(begin)
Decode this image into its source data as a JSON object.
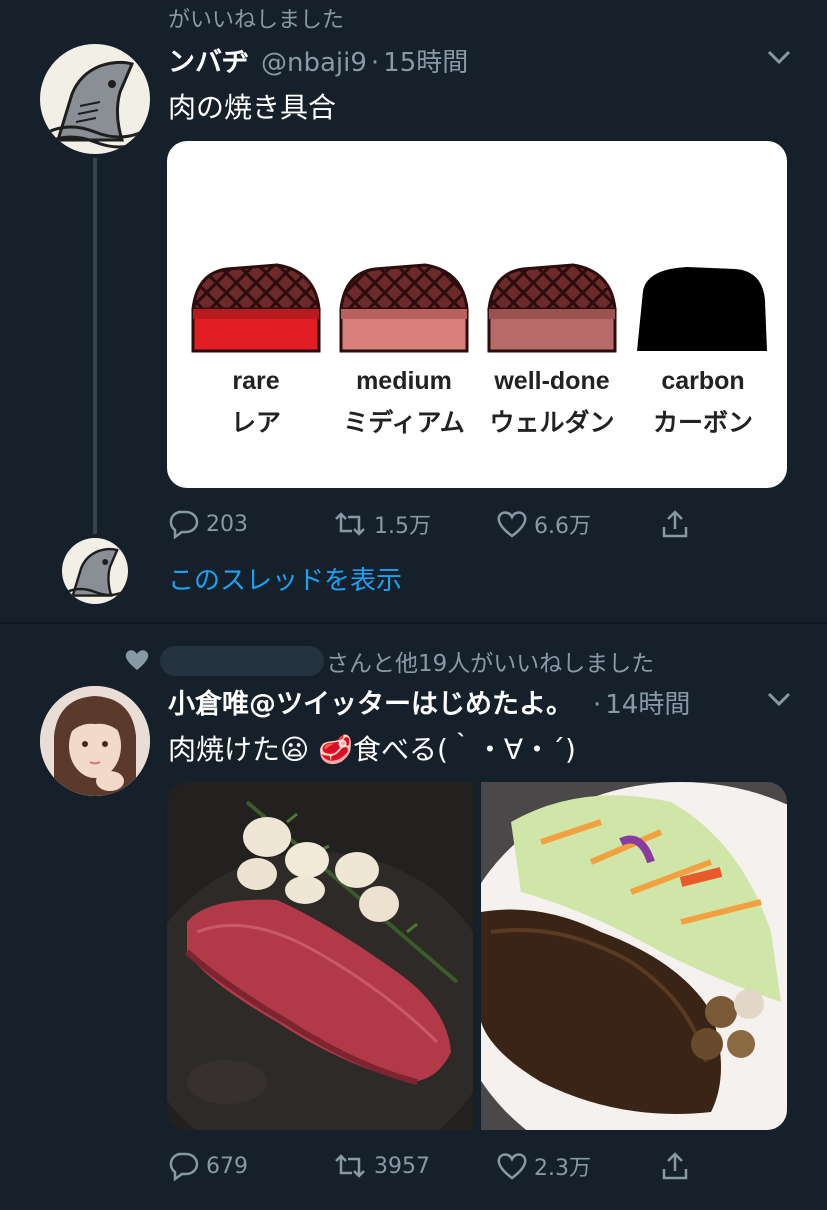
{
  "tweet1": {
    "context": "がいいねしました",
    "name": "ンバヂ",
    "handle": "@nbaji9",
    "dot": "·",
    "time": "15時間",
    "text": "肉の焼き具合",
    "card": {
      "items": [
        {
          "en": "rare",
          "jp": "レア"
        },
        {
          "en": "medium",
          "jp": "ミディアム"
        },
        {
          "en": "well-done",
          "jp": "ウェルダン"
        },
        {
          "en": "carbon",
          "jp": "カーボン"
        }
      ]
    },
    "actions": {
      "reply": "203",
      "retweet": "1.5万",
      "like": "6.6万"
    },
    "show_thread": "このスレッドを表示"
  },
  "tweet2": {
    "context": "さんと他19人がいいねしました",
    "name": "小倉唯@ツイッターはじめたよ。",
    "dot": "·",
    "time": "14時間",
    "text": "肉焼けた😦 🥩食べる(｀・∀・´)",
    "actions": {
      "reply": "679",
      "retweet": "3957",
      "like": "2.3万"
    }
  },
  "colors": {
    "background": "#15202b",
    "muted": "#8899a6",
    "link": "#1da1f2",
    "line": "#38444d"
  }
}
(end)
Problem to work on:
Leave every image out, and retype the material exactly.

Exercise solution:
Decode this image into its source data as a JSON object.
{
  "tweet1": {
    "context": "がいいねしました",
    "name": "ンバヂ",
    "handle": "@nbaji9",
    "dot": "·",
    "time": "15時間",
    "text": "肉の焼き具合",
    "card": {
      "items": [
        {
          "en": "rare",
          "jp": "レア"
        },
        {
          "en": "medium",
          "jp": "ミディアム"
        },
        {
          "en": "well-done",
          "jp": "ウェルダン"
        },
        {
          "en": "carbon",
          "jp": "カーボン"
        }
      ]
    },
    "actions": {
      "reply": "203",
      "retweet": "1.5万",
      "like": "6.6万"
    },
    "show_thread": "このスレッドを表示"
  },
  "tweet2": {
    "context": "さんと他19人がいいねしました",
    "name": "小倉唯@ツイッターはじめたよ。",
    "dot": "·",
    "time": "14時間",
    "text": "肉焼けた😦 🥩食べる(｀・∀・´)",
    "actions": {
      "reply": "679",
      "retweet": "3957",
      "like": "2.3万"
    }
  },
  "colors": {
    "background": "#15202b",
    "muted": "#8899a6",
    "link": "#1da1f2",
    "line": "#38444d"
  }
}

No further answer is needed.